--- DATASET ---
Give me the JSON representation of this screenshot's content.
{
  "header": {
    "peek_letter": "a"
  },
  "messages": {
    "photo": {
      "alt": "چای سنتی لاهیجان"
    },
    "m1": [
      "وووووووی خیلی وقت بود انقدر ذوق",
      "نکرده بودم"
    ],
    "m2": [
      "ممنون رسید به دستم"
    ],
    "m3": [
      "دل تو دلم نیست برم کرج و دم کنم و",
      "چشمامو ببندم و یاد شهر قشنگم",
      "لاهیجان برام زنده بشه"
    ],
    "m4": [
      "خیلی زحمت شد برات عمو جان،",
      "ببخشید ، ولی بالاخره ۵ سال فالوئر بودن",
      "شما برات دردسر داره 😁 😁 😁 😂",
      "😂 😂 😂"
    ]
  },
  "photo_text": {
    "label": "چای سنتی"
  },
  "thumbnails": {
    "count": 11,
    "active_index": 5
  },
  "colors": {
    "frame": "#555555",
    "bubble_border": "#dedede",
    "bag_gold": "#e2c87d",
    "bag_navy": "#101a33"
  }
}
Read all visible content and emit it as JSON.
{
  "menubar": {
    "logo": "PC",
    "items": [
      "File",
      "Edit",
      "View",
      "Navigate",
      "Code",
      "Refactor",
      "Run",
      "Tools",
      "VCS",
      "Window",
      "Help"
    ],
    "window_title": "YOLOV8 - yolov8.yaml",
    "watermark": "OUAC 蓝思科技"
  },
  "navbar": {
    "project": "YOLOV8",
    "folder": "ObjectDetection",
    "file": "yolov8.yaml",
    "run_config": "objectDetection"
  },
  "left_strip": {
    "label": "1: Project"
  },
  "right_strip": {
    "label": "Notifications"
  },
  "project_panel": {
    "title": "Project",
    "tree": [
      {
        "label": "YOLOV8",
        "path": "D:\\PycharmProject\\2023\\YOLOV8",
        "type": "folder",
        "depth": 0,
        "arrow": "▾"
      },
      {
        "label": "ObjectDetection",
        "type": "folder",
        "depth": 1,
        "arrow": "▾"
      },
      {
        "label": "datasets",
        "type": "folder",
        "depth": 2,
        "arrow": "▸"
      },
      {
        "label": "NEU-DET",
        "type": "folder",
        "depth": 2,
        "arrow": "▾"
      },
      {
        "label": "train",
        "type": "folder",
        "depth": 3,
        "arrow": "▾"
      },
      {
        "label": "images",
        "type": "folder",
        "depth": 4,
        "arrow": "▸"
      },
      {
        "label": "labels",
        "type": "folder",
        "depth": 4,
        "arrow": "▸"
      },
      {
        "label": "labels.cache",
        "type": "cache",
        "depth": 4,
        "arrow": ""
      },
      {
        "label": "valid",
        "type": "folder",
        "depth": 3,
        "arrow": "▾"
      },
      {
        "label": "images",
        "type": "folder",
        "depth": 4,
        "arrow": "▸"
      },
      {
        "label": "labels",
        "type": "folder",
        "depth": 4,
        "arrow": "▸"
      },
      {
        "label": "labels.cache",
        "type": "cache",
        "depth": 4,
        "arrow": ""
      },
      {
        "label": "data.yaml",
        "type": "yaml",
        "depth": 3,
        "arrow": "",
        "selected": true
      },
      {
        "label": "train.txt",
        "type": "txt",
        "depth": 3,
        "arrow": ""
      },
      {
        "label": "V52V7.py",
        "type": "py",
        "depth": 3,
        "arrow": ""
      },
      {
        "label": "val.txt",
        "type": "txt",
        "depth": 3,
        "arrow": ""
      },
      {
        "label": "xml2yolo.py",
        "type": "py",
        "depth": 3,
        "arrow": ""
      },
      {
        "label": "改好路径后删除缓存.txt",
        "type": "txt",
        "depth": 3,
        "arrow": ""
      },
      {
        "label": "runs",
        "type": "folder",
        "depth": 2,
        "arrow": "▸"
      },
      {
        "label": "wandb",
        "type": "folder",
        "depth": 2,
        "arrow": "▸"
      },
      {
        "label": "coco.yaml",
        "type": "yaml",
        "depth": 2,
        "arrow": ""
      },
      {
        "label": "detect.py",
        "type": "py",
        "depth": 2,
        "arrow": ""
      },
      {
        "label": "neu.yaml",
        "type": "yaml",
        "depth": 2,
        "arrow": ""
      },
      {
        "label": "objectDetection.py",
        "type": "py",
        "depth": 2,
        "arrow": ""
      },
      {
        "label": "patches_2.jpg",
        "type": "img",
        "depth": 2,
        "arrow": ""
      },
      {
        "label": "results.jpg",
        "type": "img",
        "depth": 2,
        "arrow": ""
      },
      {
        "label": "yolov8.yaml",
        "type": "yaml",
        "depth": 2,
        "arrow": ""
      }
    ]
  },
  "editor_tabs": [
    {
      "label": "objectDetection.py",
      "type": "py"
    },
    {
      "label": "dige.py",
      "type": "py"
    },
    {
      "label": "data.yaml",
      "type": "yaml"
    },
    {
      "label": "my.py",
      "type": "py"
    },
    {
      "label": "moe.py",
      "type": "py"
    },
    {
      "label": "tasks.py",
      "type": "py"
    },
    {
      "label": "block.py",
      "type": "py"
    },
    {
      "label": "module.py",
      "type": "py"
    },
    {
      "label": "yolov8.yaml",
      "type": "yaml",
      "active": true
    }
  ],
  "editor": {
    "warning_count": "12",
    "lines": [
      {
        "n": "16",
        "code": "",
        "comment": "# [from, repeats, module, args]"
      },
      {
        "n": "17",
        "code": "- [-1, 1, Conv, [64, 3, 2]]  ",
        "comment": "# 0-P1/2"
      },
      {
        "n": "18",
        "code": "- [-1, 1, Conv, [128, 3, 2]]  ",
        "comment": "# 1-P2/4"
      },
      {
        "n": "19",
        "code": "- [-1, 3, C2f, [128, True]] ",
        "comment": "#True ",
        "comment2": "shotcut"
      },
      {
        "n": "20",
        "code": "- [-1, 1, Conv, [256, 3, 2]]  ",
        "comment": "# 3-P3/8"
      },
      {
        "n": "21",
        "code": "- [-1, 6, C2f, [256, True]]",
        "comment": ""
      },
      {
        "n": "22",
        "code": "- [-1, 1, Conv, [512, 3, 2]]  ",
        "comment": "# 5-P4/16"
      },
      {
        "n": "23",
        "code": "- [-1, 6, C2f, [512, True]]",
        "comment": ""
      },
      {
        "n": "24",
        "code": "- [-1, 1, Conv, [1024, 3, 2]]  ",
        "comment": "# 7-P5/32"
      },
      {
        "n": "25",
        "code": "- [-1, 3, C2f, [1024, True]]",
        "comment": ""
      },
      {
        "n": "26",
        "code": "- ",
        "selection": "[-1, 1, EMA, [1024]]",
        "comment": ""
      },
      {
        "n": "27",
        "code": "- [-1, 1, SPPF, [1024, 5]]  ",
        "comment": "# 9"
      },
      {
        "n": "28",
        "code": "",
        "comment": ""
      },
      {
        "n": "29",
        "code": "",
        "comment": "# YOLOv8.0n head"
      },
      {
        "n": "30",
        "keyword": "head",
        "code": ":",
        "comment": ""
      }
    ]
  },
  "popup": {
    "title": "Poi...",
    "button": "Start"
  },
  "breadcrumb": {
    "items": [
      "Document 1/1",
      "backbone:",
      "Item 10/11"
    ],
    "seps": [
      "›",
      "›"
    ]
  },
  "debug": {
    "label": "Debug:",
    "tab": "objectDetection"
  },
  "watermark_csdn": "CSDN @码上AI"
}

--- EXERCISE TASK ---
Look over the listing. Pull out every line with the string "module" in it.

--- FULL ANSWER ---
      "label": "module.py",
        "comment": "# [from, repeats, module, args]"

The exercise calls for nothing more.